§ What to produce
Among the records below, find each line that includes the string "xlabel" and copy it.

+ + + + +

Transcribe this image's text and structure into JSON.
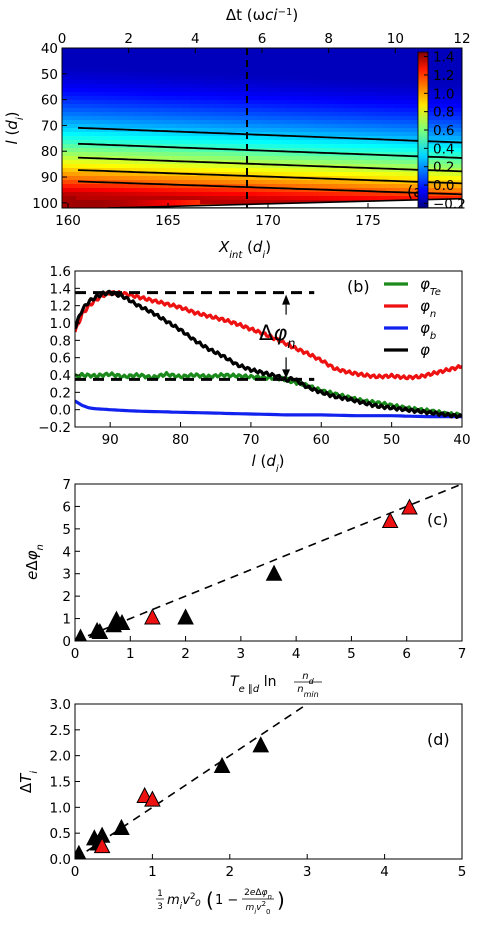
{
  "chart_data": [
    {
      "panel": "(a)",
      "type": "heatmap",
      "top_axis_label": "Δt (ω_ci⁻¹)",
      "top_axis_ticks": [
        "0",
        "2",
        "4",
        "6",
        "8",
        "10",
        "12"
      ],
      "xlabel": "X_int (d_i)",
      "x_ticks": [
        "160",
        "165",
        "170",
        "175"
      ],
      "xlim": [
        159.7,
        179.7
      ],
      "ylabel": "l (d_i)",
      "y_ticks": [
        "40",
        "50",
        "60",
        "70",
        "80",
        "90",
        "100"
      ],
      "ylim": [
        102,
        40
      ],
      "colorbar_ticks": [
        "1.4",
        "1.2",
        "1.0",
        "0.8",
        "0.6",
        "0.4",
        "0.2",
        "0.0",
        "−0.2"
      ],
      "colorbar_range": [
        -0.25,
        1.45
      ],
      "colormap": "jet",
      "contour_levels": [
        0.3,
        0.5,
        0.7,
        0.9,
        1.1
      ],
      "dashed_marker_x": 169.3,
      "text_annotations": []
    },
    {
      "panel": "(b)",
      "type": "line",
      "xlabel": "l (d_i)",
      "x_ticks": [
        "90",
        "80",
        "70",
        "60",
        "50",
        "40"
      ],
      "xlim": [
        95,
        40
      ],
      "y_ticks": [
        "−0.2",
        "0.0",
        "0.2",
        "0.4",
        "0.6",
        "0.8",
        "1.0",
        "1.2",
        "1.4",
        "1.6"
      ],
      "ylim": [
        -0.2,
        1.6
      ],
      "legend_position": "right",
      "annotation": "Δφ_n",
      "series": [
        {
          "name": "φ_Te",
          "color": "#1a8a1a",
          "x": [
            95,
            94,
            92,
            90,
            88,
            86,
            84,
            82,
            80,
            78,
            76,
            74,
            72,
            70,
            68,
            66,
            65,
            64,
            62,
            60,
            58,
            56,
            54,
            52,
            50,
            48,
            46,
            44,
            42,
            40
          ],
          "y": [
            0.38,
            0.4,
            0.39,
            0.41,
            0.38,
            0.4,
            0.37,
            0.41,
            0.38,
            0.4,
            0.38,
            0.4,
            0.39,
            0.38,
            0.37,
            0.36,
            0.35,
            0.32,
            0.28,
            0.22,
            0.18,
            0.14,
            0.1,
            0.08,
            0.05,
            0.02,
            0.0,
            -0.02,
            -0.05,
            -0.06
          ]
        },
        {
          "name": "φ_n",
          "color": "#ee1111",
          "x": [
            95,
            94,
            93,
            92,
            91,
            90,
            88,
            86,
            84,
            82,
            80,
            78,
            76,
            74,
            72,
            70,
            68,
            66,
            64,
            62,
            60,
            58,
            56,
            54,
            52,
            50,
            48,
            46,
            44,
            42,
            40
          ],
          "y": [
            0.9,
            1.1,
            1.2,
            1.27,
            1.32,
            1.35,
            1.34,
            1.3,
            1.26,
            1.22,
            1.18,
            1.12,
            1.08,
            1.04,
            0.99,
            0.93,
            0.87,
            0.8,
            0.72,
            0.65,
            0.57,
            0.47,
            0.43,
            0.4,
            0.38,
            0.39,
            0.37,
            0.38,
            0.42,
            0.46,
            0.5
          ]
        },
        {
          "name": "φ_b",
          "color": "#1122ee",
          "x": [
            95,
            94,
            93,
            92,
            90,
            88,
            85,
            80,
            75,
            70,
            65,
            60,
            55,
            50,
            45,
            40
          ],
          "y": [
            0.1,
            0.05,
            0.02,
            0.01,
            0.0,
            -0.01,
            -0.02,
            -0.03,
            -0.04,
            -0.05,
            -0.06,
            -0.06,
            -0.07,
            -0.07,
            -0.08,
            -0.08
          ]
        },
        {
          "name": "φ",
          "color": "#000000",
          "x": [
            95,
            94,
            93,
            92,
            91,
            90,
            89,
            88,
            86,
            84,
            82,
            80,
            78,
            76,
            74,
            72,
            70,
            68,
            66,
            65,
            64,
            62,
            60,
            58,
            56,
            54,
            52,
            50,
            48,
            46,
            44,
            42,
            40
          ],
          "y": [
            0.95,
            1.15,
            1.25,
            1.3,
            1.34,
            1.35,
            1.33,
            1.3,
            1.2,
            1.12,
            1.02,
            0.92,
            0.8,
            0.7,
            0.62,
            0.52,
            0.46,
            0.42,
            0.38,
            0.34,
            0.36,
            0.26,
            0.2,
            0.15,
            0.12,
            0.08,
            0.04,
            0.02,
            0.0,
            -0.02,
            -0.04,
            -0.06,
            -0.08
          ]
        }
      ],
      "reference_lines": {
        "upper": 1.35,
        "lower": 0.35,
        "x_range": [
          95,
          61
        ],
        "arrow_x": 65
      }
    },
    {
      "panel": "(c)",
      "type": "scatter",
      "xlabel": "T_e∥d ln n_d/n_min",
      "ylabel": "eΔφ_n",
      "x_ticks": [
        "0",
        "1",
        "2",
        "3",
        "4",
        "5",
        "6",
        "7"
      ],
      "y_ticks": [
        "0",
        "1",
        "2",
        "3",
        "4",
        "5",
        "6",
        "7"
      ],
      "xlim": [
        0,
        7
      ],
      "ylim": [
        0,
        7
      ],
      "fit_line": [
        [
          0,
          0
        ],
        [
          7,
          7
        ]
      ],
      "series": [
        {
          "color": "#000000",
          "x": [
            0.1,
            0.4,
            0.45,
            0.7,
            0.75,
            0.85,
            2.0,
            3.6
          ],
          "y": [
            0.15,
            0.45,
            0.4,
            0.7,
            0.95,
            0.8,
            1.05,
            3.0
          ]
        },
        {
          "color": "#ee1111",
          "x": [
            1.4,
            5.7,
            6.05
          ],
          "y": [
            1.05,
            5.35,
            5.95
          ]
        }
      ]
    },
    {
      "panel": "(d)",
      "type": "scatter",
      "xlabel": "(1/3) m_i v_0² (1 − 2eΔφ_n / m_i v_0²)",
      "ylabel": "ΔT_i",
      "x_ticks": [
        "0",
        "1",
        "2",
        "3",
        "4",
        "5"
      ],
      "y_ticks": [
        "0.0",
        "0.5",
        "1.0",
        "1.5",
        "2.0",
        "2.5",
        "3.0"
      ],
      "xlim": [
        0,
        5
      ],
      "ylim": [
        0,
        3
      ],
      "fit_line": [
        [
          0,
          0
        ],
        [
          3,
          3
        ]
      ],
      "series": [
        {
          "color": "#000000",
          "x": [
            0.05,
            0.25,
            0.3,
            0.35,
            0.6,
            1.9,
            2.4
          ],
          "y": [
            0.1,
            0.4,
            0.3,
            0.45,
            0.6,
            1.8,
            2.2
          ]
        },
        {
          "color": "#ee1111",
          "x": [
            0.35,
            0.9,
            1.0
          ],
          "y": [
            0.25,
            1.22,
            1.15
          ]
        }
      ]
    }
  ]
}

+ + + + +

§ Complete output
      "xlabel": "X_int (d_i)",
      "xlabel": "l (d_i)",
      "xlabel": "T_e∥d ln n_d/n_min",
      "xlabel": "(1/3) m_i v_0² (1 − 2eΔφ_n / m_i v_0²)",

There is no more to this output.